Instructions to follow
Type out the material below exactly.

++++ The data

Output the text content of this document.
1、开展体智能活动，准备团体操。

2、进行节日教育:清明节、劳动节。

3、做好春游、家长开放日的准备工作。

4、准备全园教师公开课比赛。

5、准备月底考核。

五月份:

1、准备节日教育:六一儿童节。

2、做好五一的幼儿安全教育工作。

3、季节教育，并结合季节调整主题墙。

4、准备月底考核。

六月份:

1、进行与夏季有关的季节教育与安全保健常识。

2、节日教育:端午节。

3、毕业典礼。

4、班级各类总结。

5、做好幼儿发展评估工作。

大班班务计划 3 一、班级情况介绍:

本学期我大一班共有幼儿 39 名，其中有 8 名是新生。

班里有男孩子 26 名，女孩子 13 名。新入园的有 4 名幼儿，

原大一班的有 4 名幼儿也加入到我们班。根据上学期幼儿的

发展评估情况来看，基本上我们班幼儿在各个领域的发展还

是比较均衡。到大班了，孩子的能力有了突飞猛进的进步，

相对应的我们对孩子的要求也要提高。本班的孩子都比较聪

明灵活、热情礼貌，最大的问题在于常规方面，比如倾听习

++++++++

Response below
Output the text content of this document.
1、开展体智能活动，准备团体操。

2、进行节日教育:清明节、劳动节。

3、做好春游、家长开放日的准备工作。

4、准备全园教师公开课比赛。

5、准备月底考核。

五月份:

1、准备节日教育:六一儿童节。

2、做好五一的幼儿安全教育工作。

3、季节教育，并结合季节调整主题墙。

4、准备月底考核。

六月份:

1、进行与夏季有关的季节教育与安全保健常识。

2、节日教育:端午节。

3、毕业典礼。

4、班级各类总结。

5、做好幼儿发展评估工作。

大班班务计划 3 一、班级情况介绍:

本学期我大一班共有幼儿 39 名，其中有 8 名是新生。

班里有男孩子 26 名，女孩子 13 名。新入园的有 4 名幼儿，

原大一班的有 4 名幼儿也加入到我们班。根据上学期幼儿的

发展评估情况来看，基本上我们班幼儿在各个领域的发展还

是比较均衡。到大班了，孩子的能力有了突飞猛进的进步，

相对应的我们对孩子的要求也要提高。本班的孩子都比较聪

明灵活、热情礼貌，最大的问题在于常规方面，比如倾听习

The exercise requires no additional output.